Write out the data again exactly, skipping every picture.

### Saved entries
_ _ _ _ _
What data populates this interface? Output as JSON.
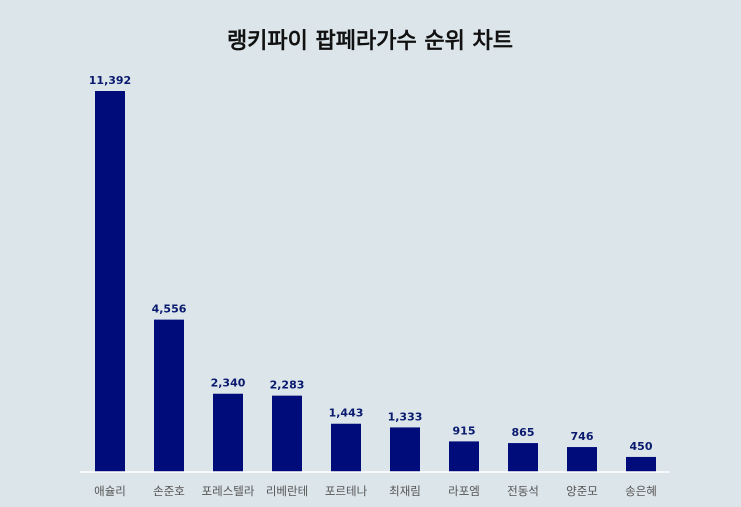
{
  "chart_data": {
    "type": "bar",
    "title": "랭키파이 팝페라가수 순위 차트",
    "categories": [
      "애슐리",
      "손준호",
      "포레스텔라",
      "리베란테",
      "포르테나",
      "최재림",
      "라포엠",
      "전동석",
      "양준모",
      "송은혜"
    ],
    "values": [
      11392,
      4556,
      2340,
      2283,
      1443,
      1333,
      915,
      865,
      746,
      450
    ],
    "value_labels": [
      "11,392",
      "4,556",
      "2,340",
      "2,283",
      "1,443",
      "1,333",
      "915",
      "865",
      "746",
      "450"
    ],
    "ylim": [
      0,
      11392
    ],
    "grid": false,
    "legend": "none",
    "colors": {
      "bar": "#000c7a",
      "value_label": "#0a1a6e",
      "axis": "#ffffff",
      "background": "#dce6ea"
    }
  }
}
_ _ _ _ _
### FULL SOLUTION
What data populates this interface? Output as JSON.
{
  "chart_data": {
    "type": "bar",
    "title": "랭키파이 팝페라가수 순위 차트",
    "categories": [
      "애슐리",
      "손준호",
      "포레스텔라",
      "리베란테",
      "포르테나",
      "최재림",
      "라포엠",
      "전동석",
      "양준모",
      "송은혜"
    ],
    "values": [
      11392,
      4556,
      2340,
      2283,
      1443,
      1333,
      915,
      865,
      746,
      450
    ],
    "value_labels": [
      "11,392",
      "4,556",
      "2,340",
      "2,283",
      "1,443",
      "1,333",
      "915",
      "865",
      "746",
      "450"
    ],
    "ylim": [
      0,
      11392
    ],
    "grid": false,
    "legend": "none",
    "colors": {
      "bar": "#000c7a",
      "value_label": "#0a1a6e",
      "axis": "#ffffff",
      "background": "#dce6ea"
    }
  }
}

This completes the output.